'''
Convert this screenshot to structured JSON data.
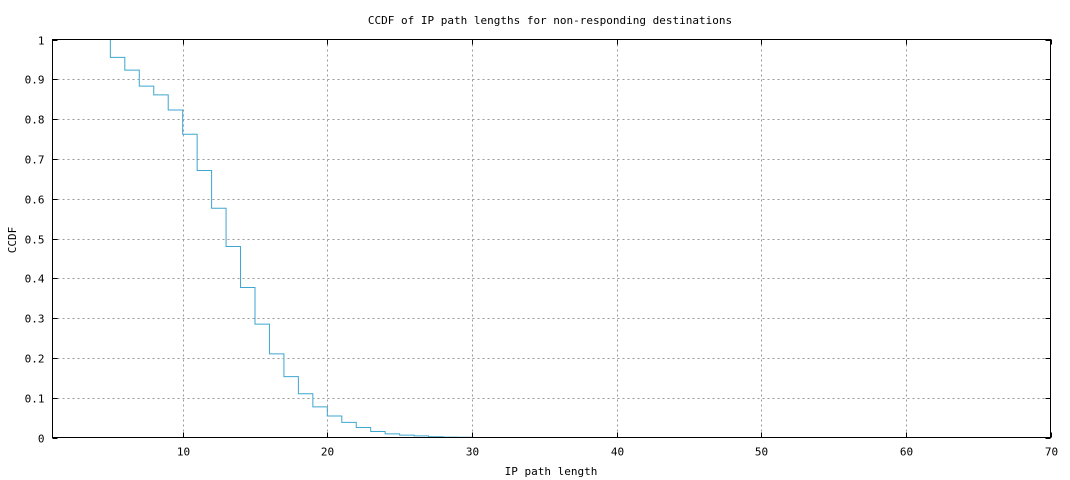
{
  "chart_data": {
    "type": "line",
    "title": "CCDF of IP path lengths for non-responding destinations",
    "xlabel": "IP path length",
    "ylabel": "CCDF",
    "xlim": [
      1,
      70
    ],
    "ylim": [
      0,
      1
    ],
    "x_ticks": [
      10,
      20,
      30,
      40,
      50,
      60,
      70
    ],
    "y_ticks": [
      0,
      0.1,
      0.2,
      0.3,
      0.4,
      0.5,
      0.6,
      0.7,
      0.8,
      0.9,
      1
    ],
    "x_tick_labels": [
      "10",
      "20",
      "30",
      "40",
      "50",
      "60",
      "70"
    ],
    "y_tick_labels": [
      "0",
      "0.1",
      "0.2",
      "0.3",
      "0.4",
      "0.5",
      "0.6",
      "0.7",
      "0.8",
      "0.9",
      "1"
    ],
    "grid": true,
    "legend": "none",
    "colors": {
      "series": "#3ea6d0",
      "grid": "#9a9a9a",
      "frame": "#000000"
    },
    "series": [
      {
        "step": "post",
        "x": [
          5,
          6,
          7,
          8,
          9,
          10,
          11,
          12,
          13,
          14,
          15,
          16,
          17,
          18,
          19,
          20,
          21,
          22,
          23,
          24,
          25,
          26,
          27,
          28,
          29,
          30
        ],
        "y": [
          0.955,
          0.923,
          0.883,
          0.861,
          0.823,
          0.762,
          0.671,
          0.576,
          0.48,
          0.377,
          0.285,
          0.21,
          0.153,
          0.11,
          0.077,
          0.054,
          0.038,
          0.025,
          0.015,
          0.009,
          0.006,
          0.004,
          0.002,
          0.001,
          0.0005,
          0.0002
        ]
      }
    ]
  }
}
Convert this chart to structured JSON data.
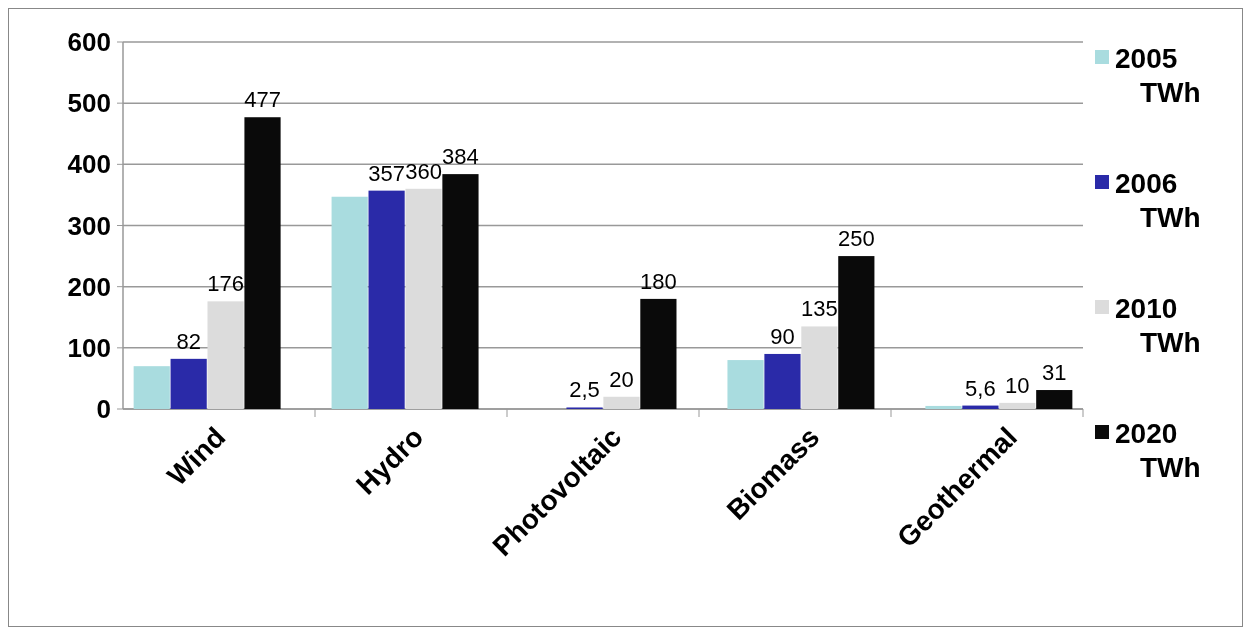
{
  "chart_data": {
    "type": "bar",
    "categories": [
      "Wind",
      "Hydro",
      "Photovoltaic",
      "Biomass",
      "Geothermal"
    ],
    "series": [
      {
        "name": "2005 TWh",
        "color": "#a9dcdf",
        "values": [
          70,
          347,
          0,
          80,
          5
        ],
        "value_labels": [
          null,
          null,
          null,
          null,
          null
        ]
      },
      {
        "name": "2006 TWh",
        "color": "#2a2aa8",
        "values": [
          82,
          357,
          2.5,
          90,
          5.6
        ],
        "value_labels": [
          "82",
          "357",
          "2,5",
          "90",
          "5,6"
        ]
      },
      {
        "name": "2010 TWh",
        "color": "#dcdcdc",
        "values": [
          176,
          360,
          20,
          135,
          10
        ],
        "value_labels": [
          "176",
          "360",
          "20",
          "135",
          "10"
        ]
      },
      {
        "name": "2020 TWh",
        "color": "#0a0a0a",
        "values": [
          477,
          384,
          180,
          250,
          31
        ],
        "value_labels": [
          "477",
          "384",
          "180",
          "250",
          "31"
        ]
      }
    ],
    "ylim": [
      0,
      600
    ],
    "yticks": [
      0,
      100,
      200,
      300,
      400,
      500,
      600
    ],
    "grid": "y",
    "legend": "right"
  }
}
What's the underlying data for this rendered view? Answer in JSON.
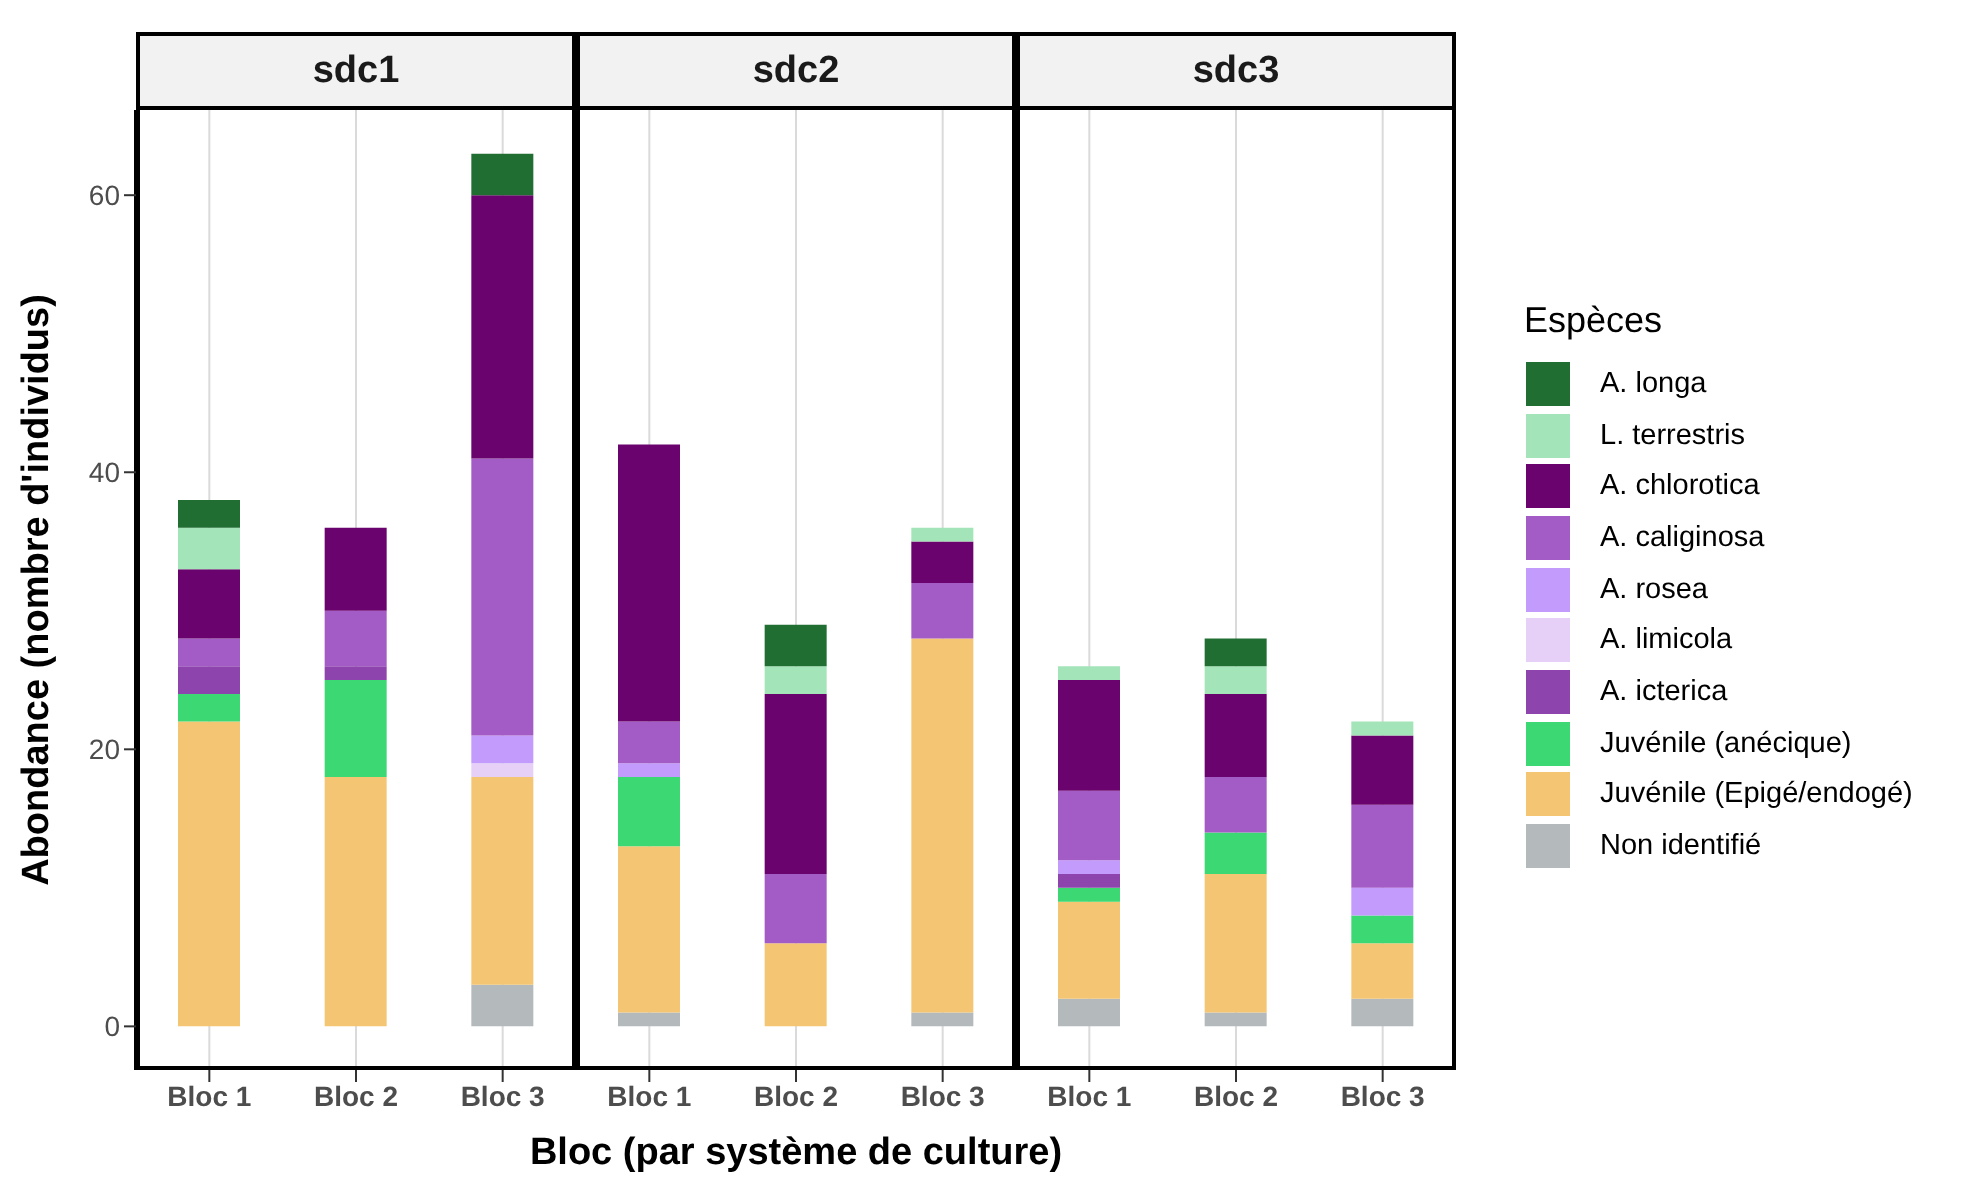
{
  "chart_data": [
    {
      "type": "bar",
      "title": "sdc1",
      "ylabel": "Abondance (nombre d'individus)",
      "stacked": true,
      "grid": "x",
      "categories": [
        "Bloc 1",
        "Bloc 2",
        "Bloc 3"
      ],
      "ylim": [
        -3.15,
        66.15
      ],
      "yticks": [
        0,
        20,
        40,
        60
      ],
      "series": [
        {
          "color": "#b4babb",
          "values": [
            0,
            0,
            3
          ]
        },
        {
          "color": "#f4c674",
          "values": [
            22,
            18,
            15
          ]
        },
        {
          "color": "#3cd873",
          "values": [
            2,
            7,
            0
          ]
        },
        {
          "color": "#8e44ad",
          "values": [
            2,
            1,
            0
          ]
        },
        {
          "color": "#e6d0f7",
          "values": [
            0,
            0,
            1
          ]
        },
        {
          "color": "#c39bfc",
          "values": [
            0,
            0,
            2
          ]
        },
        {
          "color": "#a35bc6",
          "values": [
            2,
            4,
            20
          ]
        },
        {
          "color": "#6a036d",
          "values": [
            5,
            6,
            19
          ]
        },
        {
          "color": "#a3e4b8",
          "values": [
            3,
            0,
            0
          ]
        },
        {
          "color": "#216e33",
          "values": [
            2,
            0,
            3
          ]
        }
      ]
    },
    {
      "type": "bar",
      "title": "sdc2",
      "xlabel": "Bloc (par système de culture)",
      "stacked": true,
      "grid": "x",
      "tick_labels": "x",
      "categories": [
        "Bloc 1",
        "Bloc 2",
        "Bloc 3"
      ],
      "ylim": [
        -3.15,
        66.15
      ],
      "yticks": [
        0,
        20,
        40,
        60
      ],
      "series": [
        {
          "color": "#b4babb",
          "values": [
            1,
            0,
            1
          ]
        },
        {
          "color": "#f4c674",
          "values": [
            12,
            6,
            27
          ]
        },
        {
          "color": "#3cd873",
          "values": [
            5,
            0,
            0
          ]
        },
        {
          "color": "#8e44ad",
          "values": [
            0,
            0,
            0
          ]
        },
        {
          "color": "#e6d0f7",
          "values": [
            0,
            0,
            0
          ]
        },
        {
          "color": "#c39bfc",
          "values": [
            1,
            0,
            0
          ]
        },
        {
          "color": "#a35bc6",
          "values": [
            3,
            5,
            4
          ]
        },
        {
          "color": "#6a036d",
          "values": [
            20,
            13,
            3
          ]
        },
        {
          "color": "#a3e4b8",
          "values": [
            0,
            2,
            1
          ]
        },
        {
          "color": "#216e33",
          "values": [
            0,
            3,
            0
          ]
        }
      ]
    },
    {
      "type": "bar",
      "title": "sdc3",
      "legend_title": "Espèces",
      "stacked": true,
      "grid": "x",
      "legend": "right",
      "tick_labels": "x",
      "categories": [
        "Bloc 1",
        "Bloc 2",
        "Bloc 3"
      ],
      "ylim": [
        -3.15,
        66.15
      ],
      "yticks": [
        0,
        20,
        40,
        60
      ],
      "series": [
        {
          "name": "Non identifié",
          "color": "#b4babb",
          "values": [
            2,
            1,
            2
          ]
        },
        {
          "name": "Juvénile (Epigé/endogé)",
          "color": "#f4c674",
          "values": [
            7,
            10,
            4
          ]
        },
        {
          "name": "Juvénile (anécique)",
          "color": "#3cd873",
          "values": [
            1,
            3,
            2
          ]
        },
        {
          "name": "A. icterica",
          "color": "#8e44ad",
          "values": [
            1,
            0,
            0
          ]
        },
        {
          "name": "A. limicola",
          "color": "#e6d0f7",
          "values": [
            0,
            0,
            0
          ]
        },
        {
          "name": "A. rosea",
          "color": "#c39bfc",
          "values": [
            1,
            0,
            2
          ]
        },
        {
          "name": "A. caliginosa",
          "color": "#a35bc6",
          "values": [
            5,
            4,
            6
          ]
        },
        {
          "name": "A. chlorotica",
          "color": "#6a036d",
          "values": [
            8,
            6,
            5
          ]
        },
        {
          "name": "L. terrestris",
          "color": "#a3e4b8",
          "values": [
            1,
            2,
            1
          ]
        },
        {
          "name": "A. longa",
          "color": "#216e33",
          "values": [
            0,
            2,
            0
          ]
        }
      ]
    }
  ]
}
'''
*AIM OF THE TASK*
Copy every line of the listing that contains the word "Juvénile".

*EXPECTED OUTPUT*
          "name": "Juvénile (Epigé/endogé)",
          "name": "Juvénile (anécique)",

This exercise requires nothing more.